● EXERCISE AIM: Reproduce each line of the listing exactly.

● Collected data:
########################################

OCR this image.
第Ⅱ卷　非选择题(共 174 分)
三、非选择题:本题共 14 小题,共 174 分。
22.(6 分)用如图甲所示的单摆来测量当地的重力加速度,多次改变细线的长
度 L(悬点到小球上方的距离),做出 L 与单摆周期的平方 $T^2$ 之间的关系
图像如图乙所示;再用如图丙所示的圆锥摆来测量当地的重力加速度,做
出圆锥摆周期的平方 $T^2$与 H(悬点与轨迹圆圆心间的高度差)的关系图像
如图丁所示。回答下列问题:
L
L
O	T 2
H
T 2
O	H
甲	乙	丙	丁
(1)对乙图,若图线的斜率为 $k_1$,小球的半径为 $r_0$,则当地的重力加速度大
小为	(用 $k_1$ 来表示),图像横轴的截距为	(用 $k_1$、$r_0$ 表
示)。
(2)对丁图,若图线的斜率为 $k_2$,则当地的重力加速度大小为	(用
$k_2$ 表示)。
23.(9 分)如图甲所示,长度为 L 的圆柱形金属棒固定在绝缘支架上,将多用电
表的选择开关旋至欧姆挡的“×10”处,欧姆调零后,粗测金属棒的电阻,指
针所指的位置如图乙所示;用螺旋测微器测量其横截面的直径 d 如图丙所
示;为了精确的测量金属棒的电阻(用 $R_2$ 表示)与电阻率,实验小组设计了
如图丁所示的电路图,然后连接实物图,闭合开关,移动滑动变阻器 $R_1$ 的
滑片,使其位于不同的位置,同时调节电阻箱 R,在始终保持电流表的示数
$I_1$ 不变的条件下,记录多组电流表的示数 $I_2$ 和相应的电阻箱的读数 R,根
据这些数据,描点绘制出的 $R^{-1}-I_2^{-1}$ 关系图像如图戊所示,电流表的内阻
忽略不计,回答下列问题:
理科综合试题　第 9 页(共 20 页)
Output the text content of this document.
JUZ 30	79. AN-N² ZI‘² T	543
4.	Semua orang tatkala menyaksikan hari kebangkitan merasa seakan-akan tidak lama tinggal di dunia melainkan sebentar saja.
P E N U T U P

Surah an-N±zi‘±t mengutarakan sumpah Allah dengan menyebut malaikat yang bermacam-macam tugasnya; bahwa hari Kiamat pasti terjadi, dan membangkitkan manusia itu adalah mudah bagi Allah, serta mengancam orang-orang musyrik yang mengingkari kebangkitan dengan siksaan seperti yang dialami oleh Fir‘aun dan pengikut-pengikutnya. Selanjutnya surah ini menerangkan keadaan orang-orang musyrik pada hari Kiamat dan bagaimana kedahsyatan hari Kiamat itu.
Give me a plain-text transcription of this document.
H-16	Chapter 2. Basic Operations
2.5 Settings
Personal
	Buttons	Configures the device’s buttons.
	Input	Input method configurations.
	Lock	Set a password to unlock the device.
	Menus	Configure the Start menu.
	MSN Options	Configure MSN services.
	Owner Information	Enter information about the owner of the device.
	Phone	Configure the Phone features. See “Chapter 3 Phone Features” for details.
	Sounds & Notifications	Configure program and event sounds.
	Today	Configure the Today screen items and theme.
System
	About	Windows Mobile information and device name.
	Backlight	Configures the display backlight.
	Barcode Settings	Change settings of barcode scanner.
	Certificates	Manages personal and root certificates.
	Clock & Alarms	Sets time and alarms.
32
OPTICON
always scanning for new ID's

########################################

● WRITTEN RESPONSE:
OCR this image.
第Ⅱ卷　非选择题(共 174 分)
三、非选择题:本题共 14 小题,共 174 分。
22.(6 分)用如图甲所示的单摆来测量当地的重力加速度,多次改变细线的长
度 L(悬点到小球上方的距离),做出 L 与单摆周期的平方 $T^2$ 之间的关系
图像如图乙所示;再用如图丙所示的圆锥摆来测量当地的重力加速度,做
出圆锥摆周期的平方 $T^2$与 H(悬点与轨迹圆圆心间的高度差)的关系图像
如图丁所示。回答下列问题:
L
L
O	T 2
H
T 2
O	H
甲	乙	丙	丁
(1)对乙图,若图线的斜率为 $k_1$,小球的半径为 $r_0$,则当地的重力加速度大
小为	(用 $k_1$ 来表示),图像横轴的截距为	(用 $k_1$、$r_0$ 表
示)。
(2)对丁图,若图线的斜率为 $k_2$,则当地的重力加速度大小为	(用
$k_2$ 表示)。
23.(9 分)如图甲所示,长度为 L 的圆柱形金属棒固定在绝缘支架上,将多用电
表的选择开关旋至欧姆挡的“×10”处,欧姆调零后,粗测金属棒的电阻,指
针所指的位置如图乙所示;用螺旋测微器测量其横截面的直径 d 如图丙所
示;为了精确的测量金属棒的电阻(用 $R_2$ 表示)与电阻率,实验小组设计了
如图丁所示的电路图,然后连接实物图,闭合开关,移动滑动变阻器 $R_1$ 的
滑片,使其位于不同的位置,同时调节电阻箱 R,在始终保持电流表的示数
$I_1$ 不变的条件下,记录多组电流表的示数 $I_2$ 和相应的电阻箱的读数 R,根
据这些数据,描点绘制出的 $R^{-1}-I_2^{-1}$ 关系图像如图戊所示,电流表的内阻
忽略不计,回答下列问题:
理科综合试题　第 9 页(共 20 页)
Output the text content of this document.
JUZ 30	79. AN-N² ZI‘² T	543
4.	Semua orang tatkala menyaksikan hari kebangkitan merasa seakan-akan tidak lama tinggal di dunia melainkan sebentar saja.
P E N U T U P

Surah an-N±zi‘±t mengutarakan sumpah Allah dengan menyebut malaikat yang bermacam-macam tugasnya; bahwa hari Kiamat pasti terjadi, dan membangkitkan manusia itu adalah mudah bagi Allah, serta mengancam orang-orang musyrik yang mengingkari kebangkitan dengan siksaan seperti yang dialami oleh Fir‘aun dan pengikut-pengikutnya. Selanjutnya surah ini menerangkan keadaan orang-orang musyrik pada hari Kiamat dan bagaimana kedahsyatan hari Kiamat itu.
Give me a plain-text transcription of this document.
H-16	Chapter 2. Basic Operations
2.5 Settings
Personal
	Buttons	Configures the device’s buttons.
	Input	Input method configurations.
	Lock	Set a password to unlock the device.
	Menus	Configure the Start menu.
	MSN Options	Configure MSN services.
	Owner Information	Enter information about the owner of the device.
	Phone	Configure the Phone features. See “Chapter 3 Phone Features” for details.
	Sounds & Notifications	Configure program and event sounds.
	Today	Configure the Today screen items and theme.
System
	About	Windows Mobile information and device name.
	Backlight	Configures the display backlight.
	Barcode Settings	Change settings of barcode scanner.
	Certificates	Manages personal and root certificates.
	Clock & Alarms	Sets time and alarms.
32
OPTICON
always scanning for new ID's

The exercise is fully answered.